## [WHAT THIS TASK INVOLVES]
Below are some entries. Output each one exactly as it appears.

▬▬▬

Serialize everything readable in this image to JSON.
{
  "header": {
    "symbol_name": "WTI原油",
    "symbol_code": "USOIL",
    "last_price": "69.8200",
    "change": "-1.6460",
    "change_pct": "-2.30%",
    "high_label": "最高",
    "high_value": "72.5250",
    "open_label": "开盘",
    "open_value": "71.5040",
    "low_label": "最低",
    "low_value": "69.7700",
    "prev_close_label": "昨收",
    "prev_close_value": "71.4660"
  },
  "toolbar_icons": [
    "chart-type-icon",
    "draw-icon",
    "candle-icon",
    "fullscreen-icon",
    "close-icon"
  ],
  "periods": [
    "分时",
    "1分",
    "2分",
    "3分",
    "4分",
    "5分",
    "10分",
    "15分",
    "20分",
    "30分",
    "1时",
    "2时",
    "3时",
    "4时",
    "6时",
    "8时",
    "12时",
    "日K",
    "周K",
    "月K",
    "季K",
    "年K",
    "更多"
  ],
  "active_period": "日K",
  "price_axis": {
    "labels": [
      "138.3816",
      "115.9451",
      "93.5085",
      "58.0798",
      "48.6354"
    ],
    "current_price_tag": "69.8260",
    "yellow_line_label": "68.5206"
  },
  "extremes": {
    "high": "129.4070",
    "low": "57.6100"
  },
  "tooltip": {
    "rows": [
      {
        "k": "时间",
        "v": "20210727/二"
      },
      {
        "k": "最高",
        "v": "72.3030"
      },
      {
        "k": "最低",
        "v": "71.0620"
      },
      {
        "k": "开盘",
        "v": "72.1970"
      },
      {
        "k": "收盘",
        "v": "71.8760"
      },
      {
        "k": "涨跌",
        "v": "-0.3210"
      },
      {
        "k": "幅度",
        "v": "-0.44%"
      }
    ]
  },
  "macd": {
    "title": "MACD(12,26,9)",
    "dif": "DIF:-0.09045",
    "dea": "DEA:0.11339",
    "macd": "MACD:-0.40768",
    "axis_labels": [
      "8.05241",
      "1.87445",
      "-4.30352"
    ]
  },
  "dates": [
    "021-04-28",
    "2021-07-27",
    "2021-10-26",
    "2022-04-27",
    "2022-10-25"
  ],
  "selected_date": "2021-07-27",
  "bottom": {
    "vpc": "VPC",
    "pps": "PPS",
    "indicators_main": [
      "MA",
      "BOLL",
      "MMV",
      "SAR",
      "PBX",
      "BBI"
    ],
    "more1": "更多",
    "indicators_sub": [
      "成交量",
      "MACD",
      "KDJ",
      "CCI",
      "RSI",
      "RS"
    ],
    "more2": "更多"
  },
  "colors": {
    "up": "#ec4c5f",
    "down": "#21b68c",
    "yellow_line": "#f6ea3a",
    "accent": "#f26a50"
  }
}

▬▬▬

## [FINISHED EXERCISE]
Serialize everything readable in this image to JSON.
{
  "header": {
    "symbol_name": "WTI原油",
    "symbol_code": "USOIL",
    "last_price": "69.8200",
    "change": "-1.6460",
    "change_pct": "-2.30%",
    "high_label": "最高",
    "high_value": "72.5250",
    "open_label": "开盘",
    "open_value": "71.5040",
    "low_label": "最低",
    "low_value": "69.7700",
    "prev_close_label": "昨收",
    "prev_close_value": "71.4660"
  },
  "toolbar_icons": [
    "chart-type-icon",
    "draw-icon",
    "candle-icon",
    "fullscreen-icon",
    "close-icon"
  ],
  "periods": [
    "分时",
    "1分",
    "2分",
    "3分",
    "4分",
    "5分",
    "10分",
    "15分",
    "20分",
    "30分",
    "1时",
    "2时",
    "3时",
    "4时",
    "6时",
    "8时",
    "12时",
    "日K",
    "周K",
    "月K",
    "季K",
    "年K",
    "更多"
  ],
  "active_period": "日K",
  "price_axis": {
    "labels": [
      "138.3816",
      "115.9451",
      "93.5085",
      "58.0798",
      "48.6354"
    ],
    "current_price_tag": "69.8260",
    "yellow_line_label": "68.5206"
  },
  "extremes": {
    "high": "129.4070",
    "low": "57.6100"
  },
  "tooltip": {
    "rows": [
      {
        "k": "时间",
        "v": "20210727/二"
      },
      {
        "k": "最高",
        "v": "72.3030"
      },
      {
        "k": "最低",
        "v": "71.0620"
      },
      {
        "k": "开盘",
        "v": "72.1970"
      },
      {
        "k": "收盘",
        "v": "71.8760"
      },
      {
        "k": "涨跌",
        "v": "-0.3210"
      },
      {
        "k": "幅度",
        "v": "-0.44%"
      }
    ]
  },
  "macd": {
    "title": "MACD(12,26,9)",
    "dif": "DIF:-0.09045",
    "dea": "DEA:0.11339",
    "macd": "MACD:-0.40768",
    "axis_labels": [
      "8.05241",
      "1.87445",
      "-4.30352"
    ]
  },
  "dates": [
    "021-04-28",
    "2021-07-27",
    "2021-10-26",
    "2022-04-27",
    "2022-10-25"
  ],
  "selected_date": "2021-07-27",
  "bottom": {
    "vpc": "VPC",
    "pps": "PPS",
    "indicators_main": [
      "MA",
      "BOLL",
      "MMV",
      "SAR",
      "PBX",
      "BBI"
    ],
    "more1": "更多",
    "indicators_sub": [
      "成交量",
      "MACD",
      "KDJ",
      "CCI",
      "RSI",
      "RS"
    ],
    "more2": "更多"
  },
  "colors": {
    "up": "#ec4c5f",
    "down": "#21b68c",
    "yellow_line": "#f6ea3a",
    "accent": "#f26a50"
  }
}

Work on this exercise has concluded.